--- Begin ---

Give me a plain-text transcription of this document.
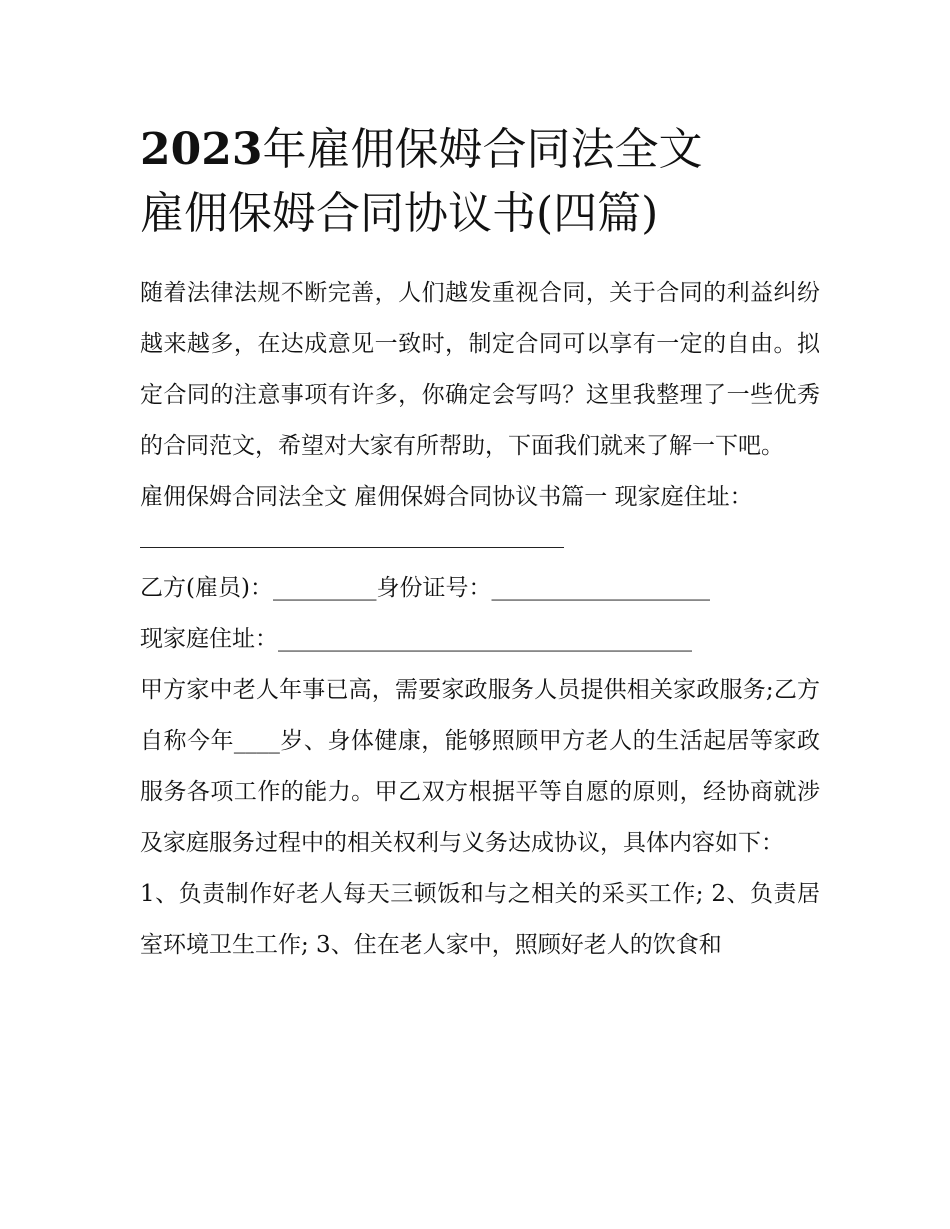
2023年雇佣保姆合同法全文
雇佣保姆合同协议书(四篇)

随着法律法规不断完善，人们越发重视合同，关于合同的利益纠纷越来越多，在达成意见一致时，制定合同可以享有一定的自由。拟定合同的注意事项有许多，你确定会写吗？这里我整理了一些优秀的合同范文，希望对大家有所帮助，下面我们就来了解一下吧。

雇佣保姆合同法全文 雇佣保姆合同协议书篇一 现家庭住址：

乙方(雇员)：_________身份证号：___________________

现家庭住址：____________________________________

甲方家中老人年事已高，需要家政服务人员提供相关家政服务;乙方自称今年____岁、身体健康，能够照顾甲方老人的生活起居等家政服务各项工作的能力。甲乙双方根据平等自愿的原则，经协商就涉及家庭服务过程中的相关权利与义务达成协议，具体内容如下：

1、负责制作好老人每天三顿饭和与之相关的采买工作; 2、负责居室环境卫生工作; 3、住在老人家中，照顾好老人的饮食和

--- End ---

Return each line exactly as written. Any picture gets left out.

Answer to the exercise
Give me a plain-text transcription of this document.
2023年雇佣保姆合同法全文
雇佣保姆合同协议书(四篇)

随着法律法规不断完善，人们越发重视合同，关于合同的利益纠纷越来越多，在达成意见一致时，制定合同可以享有一定的自由。拟定合同的注意事项有许多，你确定会写吗？这里我整理了一些优秀的合同范文，希望对大家有所帮助，下面我们就来了解一下吧。

雇佣保姆合同法全文 雇佣保姆合同协议书篇一 现家庭住址：

乙方(雇员)：_________身份证号：___________________

现家庭住址：____________________________________

甲方家中老人年事已高，需要家政服务人员提供相关家政服务;乙方自称今年____岁、身体健康，能够照顾甲方老人的生活起居等家政服务各项工作的能力。甲乙双方根据平等自愿的原则，经协商就涉及家庭服务过程中的相关权利与义务达成协议，具体内容如下：

1、负责制作好老人每天三顿饭和与之相关的采买工作; 2、负责居室环境卫生工作; 3、住在老人家中，照顾好老人的饮食和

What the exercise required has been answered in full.